- **What to produce**: Gather each line of the entries below that includes "sharmin".

- **Data entries**:
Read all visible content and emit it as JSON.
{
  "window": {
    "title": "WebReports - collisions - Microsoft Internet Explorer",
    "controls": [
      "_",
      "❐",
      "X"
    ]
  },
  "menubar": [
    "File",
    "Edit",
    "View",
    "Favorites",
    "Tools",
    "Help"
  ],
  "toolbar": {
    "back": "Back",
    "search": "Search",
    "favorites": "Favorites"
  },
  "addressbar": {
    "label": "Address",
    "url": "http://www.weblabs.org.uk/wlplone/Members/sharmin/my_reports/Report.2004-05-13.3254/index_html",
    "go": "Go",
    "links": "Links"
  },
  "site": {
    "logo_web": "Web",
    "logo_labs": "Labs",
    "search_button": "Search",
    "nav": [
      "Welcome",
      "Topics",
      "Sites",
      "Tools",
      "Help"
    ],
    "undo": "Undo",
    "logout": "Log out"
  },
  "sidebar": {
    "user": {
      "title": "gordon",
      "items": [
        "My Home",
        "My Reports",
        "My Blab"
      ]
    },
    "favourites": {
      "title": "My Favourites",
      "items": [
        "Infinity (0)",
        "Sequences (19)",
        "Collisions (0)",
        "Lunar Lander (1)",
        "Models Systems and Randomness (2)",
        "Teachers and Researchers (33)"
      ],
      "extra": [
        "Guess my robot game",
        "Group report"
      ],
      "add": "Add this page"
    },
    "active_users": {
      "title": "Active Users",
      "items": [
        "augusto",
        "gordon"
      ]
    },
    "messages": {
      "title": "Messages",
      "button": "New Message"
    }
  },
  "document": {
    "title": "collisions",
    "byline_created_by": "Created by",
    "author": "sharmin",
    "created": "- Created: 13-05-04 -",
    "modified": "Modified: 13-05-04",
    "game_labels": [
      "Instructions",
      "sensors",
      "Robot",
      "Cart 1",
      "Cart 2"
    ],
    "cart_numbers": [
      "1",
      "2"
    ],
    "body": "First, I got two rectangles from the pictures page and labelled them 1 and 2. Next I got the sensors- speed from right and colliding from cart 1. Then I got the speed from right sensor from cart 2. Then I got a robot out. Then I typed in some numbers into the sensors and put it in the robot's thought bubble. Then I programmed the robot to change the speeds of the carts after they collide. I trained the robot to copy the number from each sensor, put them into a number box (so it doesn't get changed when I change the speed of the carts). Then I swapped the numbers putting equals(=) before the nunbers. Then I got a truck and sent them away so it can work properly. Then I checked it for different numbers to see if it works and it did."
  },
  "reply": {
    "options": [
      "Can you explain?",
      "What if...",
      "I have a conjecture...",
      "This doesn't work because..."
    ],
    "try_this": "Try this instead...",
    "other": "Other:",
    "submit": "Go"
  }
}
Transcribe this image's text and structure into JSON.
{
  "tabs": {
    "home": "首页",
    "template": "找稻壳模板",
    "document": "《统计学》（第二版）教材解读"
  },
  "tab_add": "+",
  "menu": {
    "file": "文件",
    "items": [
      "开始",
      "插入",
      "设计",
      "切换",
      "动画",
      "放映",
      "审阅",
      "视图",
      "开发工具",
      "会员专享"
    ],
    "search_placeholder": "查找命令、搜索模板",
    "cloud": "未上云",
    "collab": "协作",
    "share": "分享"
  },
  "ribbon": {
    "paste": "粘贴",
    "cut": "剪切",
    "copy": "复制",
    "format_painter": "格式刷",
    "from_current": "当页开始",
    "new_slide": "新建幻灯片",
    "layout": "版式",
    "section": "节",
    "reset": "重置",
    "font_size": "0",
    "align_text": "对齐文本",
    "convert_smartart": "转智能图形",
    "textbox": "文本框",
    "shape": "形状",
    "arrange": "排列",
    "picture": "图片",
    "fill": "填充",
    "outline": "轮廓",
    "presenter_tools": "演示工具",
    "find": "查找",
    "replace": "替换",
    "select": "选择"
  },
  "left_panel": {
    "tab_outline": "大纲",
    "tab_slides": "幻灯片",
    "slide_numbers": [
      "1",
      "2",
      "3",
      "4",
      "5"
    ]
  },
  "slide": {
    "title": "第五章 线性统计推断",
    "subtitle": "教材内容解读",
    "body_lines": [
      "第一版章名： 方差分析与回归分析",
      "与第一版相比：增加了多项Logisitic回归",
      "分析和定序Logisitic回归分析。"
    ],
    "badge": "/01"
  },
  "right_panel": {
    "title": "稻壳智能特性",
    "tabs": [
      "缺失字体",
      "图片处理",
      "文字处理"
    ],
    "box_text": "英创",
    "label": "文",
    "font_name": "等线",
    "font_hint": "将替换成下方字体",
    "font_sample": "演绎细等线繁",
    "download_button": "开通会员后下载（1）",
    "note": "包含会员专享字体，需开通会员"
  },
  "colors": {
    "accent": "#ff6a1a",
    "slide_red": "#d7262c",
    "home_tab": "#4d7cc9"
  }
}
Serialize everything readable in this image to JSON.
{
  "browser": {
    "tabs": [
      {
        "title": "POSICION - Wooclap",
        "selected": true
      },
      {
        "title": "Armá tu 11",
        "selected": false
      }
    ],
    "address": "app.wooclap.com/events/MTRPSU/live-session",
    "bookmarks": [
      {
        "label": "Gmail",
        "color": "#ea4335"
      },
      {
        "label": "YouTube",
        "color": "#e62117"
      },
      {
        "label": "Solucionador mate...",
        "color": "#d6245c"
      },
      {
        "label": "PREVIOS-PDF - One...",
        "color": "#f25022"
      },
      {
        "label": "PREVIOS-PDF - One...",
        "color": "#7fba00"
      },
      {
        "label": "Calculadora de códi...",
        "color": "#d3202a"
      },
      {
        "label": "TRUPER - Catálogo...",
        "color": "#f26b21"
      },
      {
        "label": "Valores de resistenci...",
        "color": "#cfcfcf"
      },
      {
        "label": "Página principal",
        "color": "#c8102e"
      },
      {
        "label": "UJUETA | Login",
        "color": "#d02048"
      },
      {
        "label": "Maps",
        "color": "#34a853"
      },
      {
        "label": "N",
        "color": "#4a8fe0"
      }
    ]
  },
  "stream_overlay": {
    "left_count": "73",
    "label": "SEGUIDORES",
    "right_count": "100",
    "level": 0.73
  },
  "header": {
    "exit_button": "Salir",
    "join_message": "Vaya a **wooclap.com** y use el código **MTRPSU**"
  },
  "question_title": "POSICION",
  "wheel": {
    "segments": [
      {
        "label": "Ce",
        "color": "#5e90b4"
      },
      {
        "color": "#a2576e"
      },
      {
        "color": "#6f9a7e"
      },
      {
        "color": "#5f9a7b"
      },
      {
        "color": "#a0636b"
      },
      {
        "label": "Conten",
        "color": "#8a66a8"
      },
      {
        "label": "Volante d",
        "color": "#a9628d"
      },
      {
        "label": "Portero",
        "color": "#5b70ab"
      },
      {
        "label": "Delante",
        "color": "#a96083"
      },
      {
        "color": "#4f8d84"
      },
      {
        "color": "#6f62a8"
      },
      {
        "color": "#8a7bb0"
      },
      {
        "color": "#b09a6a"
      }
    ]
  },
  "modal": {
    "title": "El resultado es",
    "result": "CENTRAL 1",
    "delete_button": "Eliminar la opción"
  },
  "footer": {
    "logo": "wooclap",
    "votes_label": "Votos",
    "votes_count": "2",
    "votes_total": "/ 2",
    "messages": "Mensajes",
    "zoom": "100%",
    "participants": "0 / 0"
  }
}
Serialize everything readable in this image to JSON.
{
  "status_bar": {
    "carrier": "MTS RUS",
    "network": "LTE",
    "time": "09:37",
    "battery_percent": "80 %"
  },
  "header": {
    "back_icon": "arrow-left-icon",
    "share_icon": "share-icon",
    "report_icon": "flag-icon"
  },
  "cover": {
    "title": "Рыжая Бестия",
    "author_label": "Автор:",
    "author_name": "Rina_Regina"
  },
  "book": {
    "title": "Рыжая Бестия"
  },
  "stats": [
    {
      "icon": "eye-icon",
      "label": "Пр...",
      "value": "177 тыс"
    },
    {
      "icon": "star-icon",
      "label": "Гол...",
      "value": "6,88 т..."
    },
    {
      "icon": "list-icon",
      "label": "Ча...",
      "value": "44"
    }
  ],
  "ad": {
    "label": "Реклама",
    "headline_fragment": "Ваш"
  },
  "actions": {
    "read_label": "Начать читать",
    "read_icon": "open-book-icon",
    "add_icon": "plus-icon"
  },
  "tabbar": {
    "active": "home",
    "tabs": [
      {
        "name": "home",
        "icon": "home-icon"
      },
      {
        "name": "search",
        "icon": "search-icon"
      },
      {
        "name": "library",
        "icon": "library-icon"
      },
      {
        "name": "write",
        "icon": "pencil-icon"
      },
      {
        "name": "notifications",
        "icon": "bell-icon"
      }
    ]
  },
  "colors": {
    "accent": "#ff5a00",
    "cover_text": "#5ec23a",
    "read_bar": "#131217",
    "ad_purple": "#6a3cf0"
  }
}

- **Answer to the task**:
    "url": "http://www.weblabs.org.uk/wlplone/Members/sharmin/my_reports/Report.2004-05-13.3254/index_html",
    "author": "sharmin",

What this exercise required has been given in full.